DATASET ENTRIES:
————————
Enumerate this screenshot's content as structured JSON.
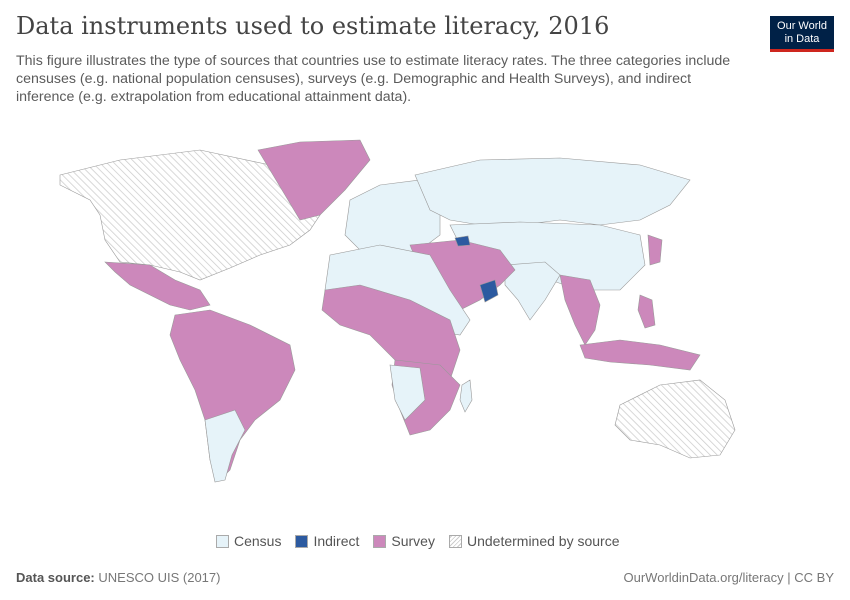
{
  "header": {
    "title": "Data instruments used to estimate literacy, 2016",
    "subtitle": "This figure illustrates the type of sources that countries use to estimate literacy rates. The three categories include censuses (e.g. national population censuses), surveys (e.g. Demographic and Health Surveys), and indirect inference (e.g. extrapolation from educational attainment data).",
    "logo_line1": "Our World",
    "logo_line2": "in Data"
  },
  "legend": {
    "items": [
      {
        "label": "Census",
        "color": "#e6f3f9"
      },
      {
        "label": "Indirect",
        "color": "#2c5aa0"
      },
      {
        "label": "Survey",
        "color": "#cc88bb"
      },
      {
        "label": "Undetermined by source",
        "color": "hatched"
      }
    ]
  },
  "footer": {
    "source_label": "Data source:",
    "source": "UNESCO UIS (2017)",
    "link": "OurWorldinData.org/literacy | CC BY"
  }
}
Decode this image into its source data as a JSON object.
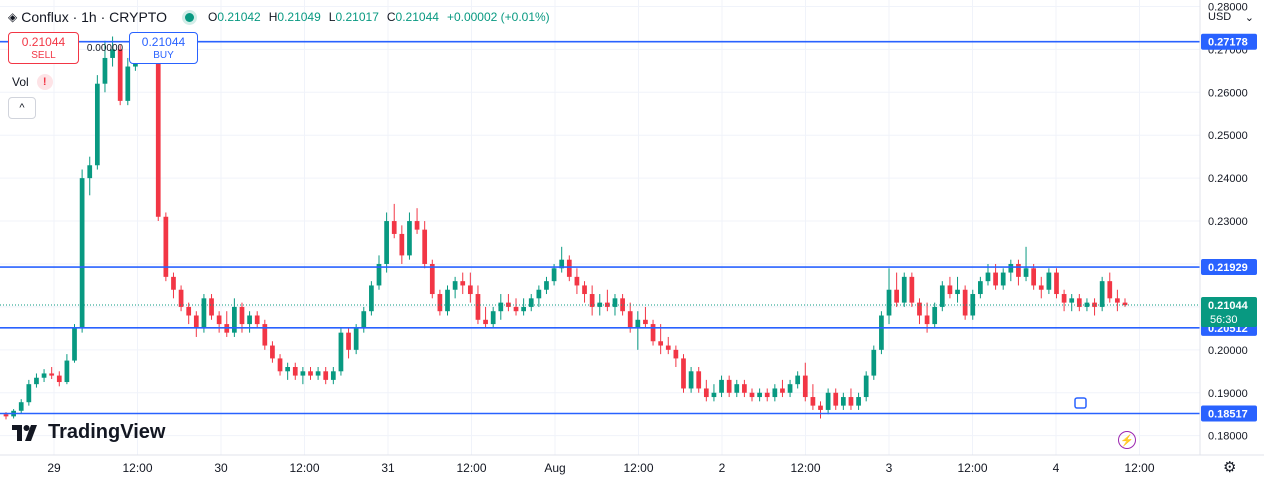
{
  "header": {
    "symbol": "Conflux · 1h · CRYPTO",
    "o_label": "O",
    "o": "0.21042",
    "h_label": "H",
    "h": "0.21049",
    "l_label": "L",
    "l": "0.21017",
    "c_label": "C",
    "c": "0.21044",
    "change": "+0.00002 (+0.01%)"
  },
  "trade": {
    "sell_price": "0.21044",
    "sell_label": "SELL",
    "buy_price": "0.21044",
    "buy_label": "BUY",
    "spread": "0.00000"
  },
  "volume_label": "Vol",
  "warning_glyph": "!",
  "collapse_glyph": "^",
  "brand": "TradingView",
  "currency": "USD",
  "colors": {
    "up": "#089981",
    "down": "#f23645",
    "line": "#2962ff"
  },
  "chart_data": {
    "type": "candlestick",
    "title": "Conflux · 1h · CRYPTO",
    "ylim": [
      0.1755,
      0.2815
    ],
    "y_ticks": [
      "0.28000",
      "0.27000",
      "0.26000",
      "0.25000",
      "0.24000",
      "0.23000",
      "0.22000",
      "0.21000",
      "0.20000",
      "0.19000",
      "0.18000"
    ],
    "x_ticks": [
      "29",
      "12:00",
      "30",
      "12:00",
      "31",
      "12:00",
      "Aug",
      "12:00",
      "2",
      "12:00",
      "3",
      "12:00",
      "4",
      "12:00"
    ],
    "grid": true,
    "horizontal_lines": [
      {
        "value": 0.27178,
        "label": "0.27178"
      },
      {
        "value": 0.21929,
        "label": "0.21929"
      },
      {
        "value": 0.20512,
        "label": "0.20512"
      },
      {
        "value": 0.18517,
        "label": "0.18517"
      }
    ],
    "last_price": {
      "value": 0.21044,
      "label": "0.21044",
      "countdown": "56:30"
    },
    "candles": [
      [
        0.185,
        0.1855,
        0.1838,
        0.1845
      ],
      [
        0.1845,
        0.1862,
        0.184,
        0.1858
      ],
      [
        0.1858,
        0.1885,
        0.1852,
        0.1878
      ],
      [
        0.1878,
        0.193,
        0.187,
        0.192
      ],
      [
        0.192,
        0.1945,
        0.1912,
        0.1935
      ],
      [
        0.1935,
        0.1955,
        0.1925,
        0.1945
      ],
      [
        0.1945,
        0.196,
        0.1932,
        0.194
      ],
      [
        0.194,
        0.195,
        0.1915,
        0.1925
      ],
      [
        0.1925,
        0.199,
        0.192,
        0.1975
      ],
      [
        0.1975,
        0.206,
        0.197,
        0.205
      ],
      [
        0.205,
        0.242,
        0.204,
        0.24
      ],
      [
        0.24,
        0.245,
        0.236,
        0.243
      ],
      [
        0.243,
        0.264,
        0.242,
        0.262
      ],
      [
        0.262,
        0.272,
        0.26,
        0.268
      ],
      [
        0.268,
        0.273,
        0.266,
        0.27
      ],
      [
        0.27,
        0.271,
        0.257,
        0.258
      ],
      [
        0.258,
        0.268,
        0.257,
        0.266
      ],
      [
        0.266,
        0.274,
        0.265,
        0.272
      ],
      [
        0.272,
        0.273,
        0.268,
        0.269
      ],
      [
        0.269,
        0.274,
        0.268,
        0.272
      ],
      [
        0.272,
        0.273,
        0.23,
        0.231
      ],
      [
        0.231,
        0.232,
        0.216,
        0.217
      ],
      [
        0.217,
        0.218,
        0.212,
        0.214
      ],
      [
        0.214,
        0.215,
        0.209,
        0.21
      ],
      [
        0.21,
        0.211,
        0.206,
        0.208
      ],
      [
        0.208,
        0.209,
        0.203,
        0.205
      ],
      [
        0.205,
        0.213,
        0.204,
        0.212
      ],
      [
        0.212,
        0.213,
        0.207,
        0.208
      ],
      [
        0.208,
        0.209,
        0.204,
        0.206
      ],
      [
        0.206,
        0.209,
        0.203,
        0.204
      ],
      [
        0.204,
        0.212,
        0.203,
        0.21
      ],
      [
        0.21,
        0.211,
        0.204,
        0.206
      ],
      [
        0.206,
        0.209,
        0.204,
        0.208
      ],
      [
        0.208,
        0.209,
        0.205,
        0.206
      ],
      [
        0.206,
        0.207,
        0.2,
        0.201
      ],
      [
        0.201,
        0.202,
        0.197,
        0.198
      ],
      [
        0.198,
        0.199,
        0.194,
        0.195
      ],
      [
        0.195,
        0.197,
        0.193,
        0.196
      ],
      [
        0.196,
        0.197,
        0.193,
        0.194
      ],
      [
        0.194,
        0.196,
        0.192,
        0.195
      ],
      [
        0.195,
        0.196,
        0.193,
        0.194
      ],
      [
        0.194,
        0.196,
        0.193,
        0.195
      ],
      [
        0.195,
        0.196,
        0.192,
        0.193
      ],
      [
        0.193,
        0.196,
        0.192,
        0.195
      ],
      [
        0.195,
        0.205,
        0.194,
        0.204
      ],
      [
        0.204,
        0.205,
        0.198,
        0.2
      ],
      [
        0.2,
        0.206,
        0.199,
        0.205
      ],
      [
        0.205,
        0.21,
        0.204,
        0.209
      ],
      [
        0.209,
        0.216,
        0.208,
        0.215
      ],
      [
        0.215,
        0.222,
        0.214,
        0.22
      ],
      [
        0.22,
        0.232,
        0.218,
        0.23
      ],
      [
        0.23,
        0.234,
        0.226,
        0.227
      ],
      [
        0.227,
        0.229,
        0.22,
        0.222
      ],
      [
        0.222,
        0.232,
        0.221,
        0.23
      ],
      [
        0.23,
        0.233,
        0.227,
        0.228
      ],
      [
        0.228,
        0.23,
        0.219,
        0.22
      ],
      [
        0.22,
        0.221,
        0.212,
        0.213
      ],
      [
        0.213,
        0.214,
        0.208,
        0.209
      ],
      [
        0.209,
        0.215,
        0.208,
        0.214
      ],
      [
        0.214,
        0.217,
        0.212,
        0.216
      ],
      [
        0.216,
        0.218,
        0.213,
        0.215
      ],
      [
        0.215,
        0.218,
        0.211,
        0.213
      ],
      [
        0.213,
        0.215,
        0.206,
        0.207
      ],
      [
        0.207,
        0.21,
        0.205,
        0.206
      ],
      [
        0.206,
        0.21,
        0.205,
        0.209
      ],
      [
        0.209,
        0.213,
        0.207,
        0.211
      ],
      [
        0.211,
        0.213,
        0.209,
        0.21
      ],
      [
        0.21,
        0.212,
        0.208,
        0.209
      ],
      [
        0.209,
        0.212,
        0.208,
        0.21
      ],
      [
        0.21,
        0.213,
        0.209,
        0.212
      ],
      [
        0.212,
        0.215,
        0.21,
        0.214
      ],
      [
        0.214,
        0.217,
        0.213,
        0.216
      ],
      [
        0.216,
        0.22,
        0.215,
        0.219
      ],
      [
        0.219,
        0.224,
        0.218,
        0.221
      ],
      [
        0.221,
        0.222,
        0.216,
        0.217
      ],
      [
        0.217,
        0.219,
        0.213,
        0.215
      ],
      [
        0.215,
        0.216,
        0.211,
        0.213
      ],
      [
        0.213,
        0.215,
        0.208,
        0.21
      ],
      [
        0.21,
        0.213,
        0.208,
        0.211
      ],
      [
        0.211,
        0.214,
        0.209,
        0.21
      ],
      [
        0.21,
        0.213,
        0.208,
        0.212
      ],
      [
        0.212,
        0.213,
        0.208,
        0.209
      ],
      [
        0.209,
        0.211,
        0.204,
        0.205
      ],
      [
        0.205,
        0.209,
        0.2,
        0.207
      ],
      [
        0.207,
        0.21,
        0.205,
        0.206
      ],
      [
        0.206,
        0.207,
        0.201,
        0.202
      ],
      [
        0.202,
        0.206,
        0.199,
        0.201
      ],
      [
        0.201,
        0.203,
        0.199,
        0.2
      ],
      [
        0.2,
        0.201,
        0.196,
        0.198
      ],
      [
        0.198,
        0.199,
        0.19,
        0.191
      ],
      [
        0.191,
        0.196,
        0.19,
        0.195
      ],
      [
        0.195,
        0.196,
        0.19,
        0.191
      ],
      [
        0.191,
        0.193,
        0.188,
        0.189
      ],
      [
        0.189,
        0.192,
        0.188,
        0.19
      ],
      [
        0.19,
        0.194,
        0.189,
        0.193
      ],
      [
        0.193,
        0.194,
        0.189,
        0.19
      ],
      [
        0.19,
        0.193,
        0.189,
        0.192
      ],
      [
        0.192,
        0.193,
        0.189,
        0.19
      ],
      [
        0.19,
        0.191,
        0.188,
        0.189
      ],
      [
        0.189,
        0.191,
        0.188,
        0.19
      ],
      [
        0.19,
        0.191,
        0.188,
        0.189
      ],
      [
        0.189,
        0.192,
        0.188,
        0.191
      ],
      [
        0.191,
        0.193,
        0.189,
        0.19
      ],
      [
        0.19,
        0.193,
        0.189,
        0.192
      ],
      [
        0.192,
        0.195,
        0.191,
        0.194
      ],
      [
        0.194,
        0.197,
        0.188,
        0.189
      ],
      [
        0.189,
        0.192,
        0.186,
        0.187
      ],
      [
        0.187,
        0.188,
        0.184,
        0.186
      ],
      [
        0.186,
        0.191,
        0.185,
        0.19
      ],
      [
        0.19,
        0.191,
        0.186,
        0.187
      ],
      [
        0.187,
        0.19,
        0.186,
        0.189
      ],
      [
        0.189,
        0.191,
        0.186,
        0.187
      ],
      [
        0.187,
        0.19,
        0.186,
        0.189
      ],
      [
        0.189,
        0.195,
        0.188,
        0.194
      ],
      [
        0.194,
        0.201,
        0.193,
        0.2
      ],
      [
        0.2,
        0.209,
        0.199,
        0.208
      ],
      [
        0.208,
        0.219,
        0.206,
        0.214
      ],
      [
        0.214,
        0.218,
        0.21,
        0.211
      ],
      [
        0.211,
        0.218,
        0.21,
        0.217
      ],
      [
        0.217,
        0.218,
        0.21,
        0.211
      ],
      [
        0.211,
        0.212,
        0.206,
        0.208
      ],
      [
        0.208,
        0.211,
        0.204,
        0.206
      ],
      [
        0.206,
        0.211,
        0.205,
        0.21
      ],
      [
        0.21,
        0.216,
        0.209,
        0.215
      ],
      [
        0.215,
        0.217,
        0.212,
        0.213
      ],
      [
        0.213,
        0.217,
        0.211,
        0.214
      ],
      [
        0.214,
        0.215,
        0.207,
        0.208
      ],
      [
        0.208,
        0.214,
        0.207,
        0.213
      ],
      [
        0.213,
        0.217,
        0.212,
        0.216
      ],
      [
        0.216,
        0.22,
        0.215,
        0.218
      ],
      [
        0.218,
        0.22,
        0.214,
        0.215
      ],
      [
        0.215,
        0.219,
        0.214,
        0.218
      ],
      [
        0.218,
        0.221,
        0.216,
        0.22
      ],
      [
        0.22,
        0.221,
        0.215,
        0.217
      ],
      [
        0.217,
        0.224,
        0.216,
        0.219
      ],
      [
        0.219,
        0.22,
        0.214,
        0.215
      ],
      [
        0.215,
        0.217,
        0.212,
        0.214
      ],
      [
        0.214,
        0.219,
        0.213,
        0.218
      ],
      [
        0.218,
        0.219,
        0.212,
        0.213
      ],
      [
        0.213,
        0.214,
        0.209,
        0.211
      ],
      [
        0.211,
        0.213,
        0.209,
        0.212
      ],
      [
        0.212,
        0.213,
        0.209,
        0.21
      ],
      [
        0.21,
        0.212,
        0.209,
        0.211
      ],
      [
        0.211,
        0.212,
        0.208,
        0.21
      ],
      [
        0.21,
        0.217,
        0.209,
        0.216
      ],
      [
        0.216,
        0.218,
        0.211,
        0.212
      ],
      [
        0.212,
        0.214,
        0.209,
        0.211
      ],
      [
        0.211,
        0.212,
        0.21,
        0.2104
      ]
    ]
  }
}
————————
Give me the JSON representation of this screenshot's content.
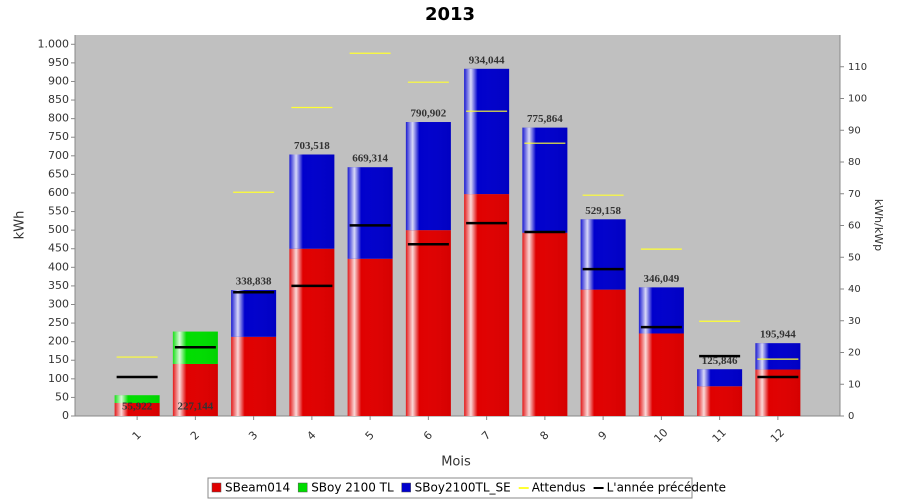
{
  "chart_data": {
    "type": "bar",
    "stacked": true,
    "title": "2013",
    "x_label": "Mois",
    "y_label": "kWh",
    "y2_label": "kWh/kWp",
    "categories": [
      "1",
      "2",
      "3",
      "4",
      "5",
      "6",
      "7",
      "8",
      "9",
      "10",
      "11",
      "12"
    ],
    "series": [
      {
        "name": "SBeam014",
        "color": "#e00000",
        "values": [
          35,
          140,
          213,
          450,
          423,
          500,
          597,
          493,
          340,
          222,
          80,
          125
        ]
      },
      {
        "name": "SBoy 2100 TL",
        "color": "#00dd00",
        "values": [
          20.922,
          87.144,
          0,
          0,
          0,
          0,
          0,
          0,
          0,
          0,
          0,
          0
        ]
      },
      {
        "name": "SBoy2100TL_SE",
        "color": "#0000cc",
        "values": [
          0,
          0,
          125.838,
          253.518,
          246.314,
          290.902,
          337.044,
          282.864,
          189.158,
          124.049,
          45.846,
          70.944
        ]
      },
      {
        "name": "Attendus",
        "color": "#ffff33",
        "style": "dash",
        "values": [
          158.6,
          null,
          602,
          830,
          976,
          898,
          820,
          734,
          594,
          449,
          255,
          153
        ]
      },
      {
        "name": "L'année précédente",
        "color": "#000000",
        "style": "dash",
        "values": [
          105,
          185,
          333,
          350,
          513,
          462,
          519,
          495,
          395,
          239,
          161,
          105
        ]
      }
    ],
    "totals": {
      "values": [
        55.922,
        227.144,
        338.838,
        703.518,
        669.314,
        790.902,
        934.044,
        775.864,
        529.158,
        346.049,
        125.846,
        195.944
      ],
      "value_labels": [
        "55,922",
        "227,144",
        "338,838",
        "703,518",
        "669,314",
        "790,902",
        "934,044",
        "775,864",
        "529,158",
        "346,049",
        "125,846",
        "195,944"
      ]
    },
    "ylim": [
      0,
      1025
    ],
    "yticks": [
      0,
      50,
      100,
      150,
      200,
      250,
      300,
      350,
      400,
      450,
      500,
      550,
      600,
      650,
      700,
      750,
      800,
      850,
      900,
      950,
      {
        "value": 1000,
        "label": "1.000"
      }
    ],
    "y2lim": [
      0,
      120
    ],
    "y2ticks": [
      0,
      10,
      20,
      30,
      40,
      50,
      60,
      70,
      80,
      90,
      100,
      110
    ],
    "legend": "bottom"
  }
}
————————
SET PROBLEM:
Pull out each line containing the word "categories" and copy it.

EXERCISE RESPONSE:
    "subtitle": "This figure illustrates the type of sources that countries use to estimate literacy rates. The three categories include censuses (e.g. national population censuses), surveys (e.g. Demographic and Health Surveys), and indirect inference (e.g. extrapolation from educational attainment data).",
    "categories": [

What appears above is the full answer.